## WHAT YOU SHOULD DO
All lines featuring the string "確認と作成" are to be listed.

(Records)
▬▬▬▬▬▬
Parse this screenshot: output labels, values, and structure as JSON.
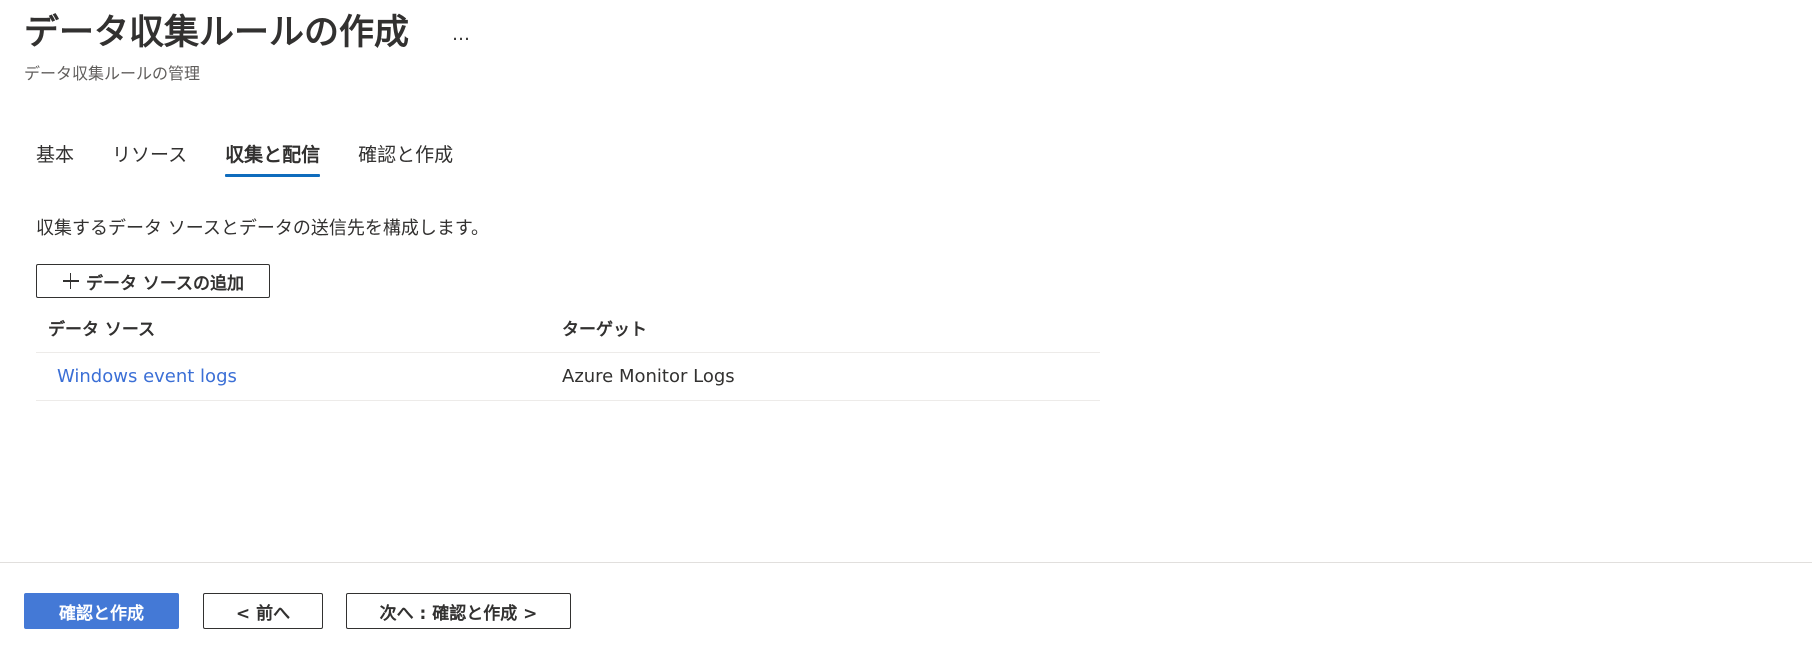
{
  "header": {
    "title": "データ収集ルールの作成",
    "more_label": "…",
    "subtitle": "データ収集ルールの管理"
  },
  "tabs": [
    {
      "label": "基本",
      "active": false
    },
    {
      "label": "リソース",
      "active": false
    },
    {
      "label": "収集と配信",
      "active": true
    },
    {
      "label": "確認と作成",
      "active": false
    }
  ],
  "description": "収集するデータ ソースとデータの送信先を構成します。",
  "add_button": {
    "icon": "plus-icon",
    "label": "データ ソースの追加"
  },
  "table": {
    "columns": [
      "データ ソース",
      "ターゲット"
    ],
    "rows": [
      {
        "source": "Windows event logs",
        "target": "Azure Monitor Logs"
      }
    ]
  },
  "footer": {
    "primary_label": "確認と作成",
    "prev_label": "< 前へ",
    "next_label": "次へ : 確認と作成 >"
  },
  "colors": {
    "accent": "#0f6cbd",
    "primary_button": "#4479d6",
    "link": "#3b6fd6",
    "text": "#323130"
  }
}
▬▬▬▬▬▬
## CORRECT RESULT
      "label": "確認と作成",
    "primary_label": "確認と作成",
    "next_label": "次へ : 確認と作成 >"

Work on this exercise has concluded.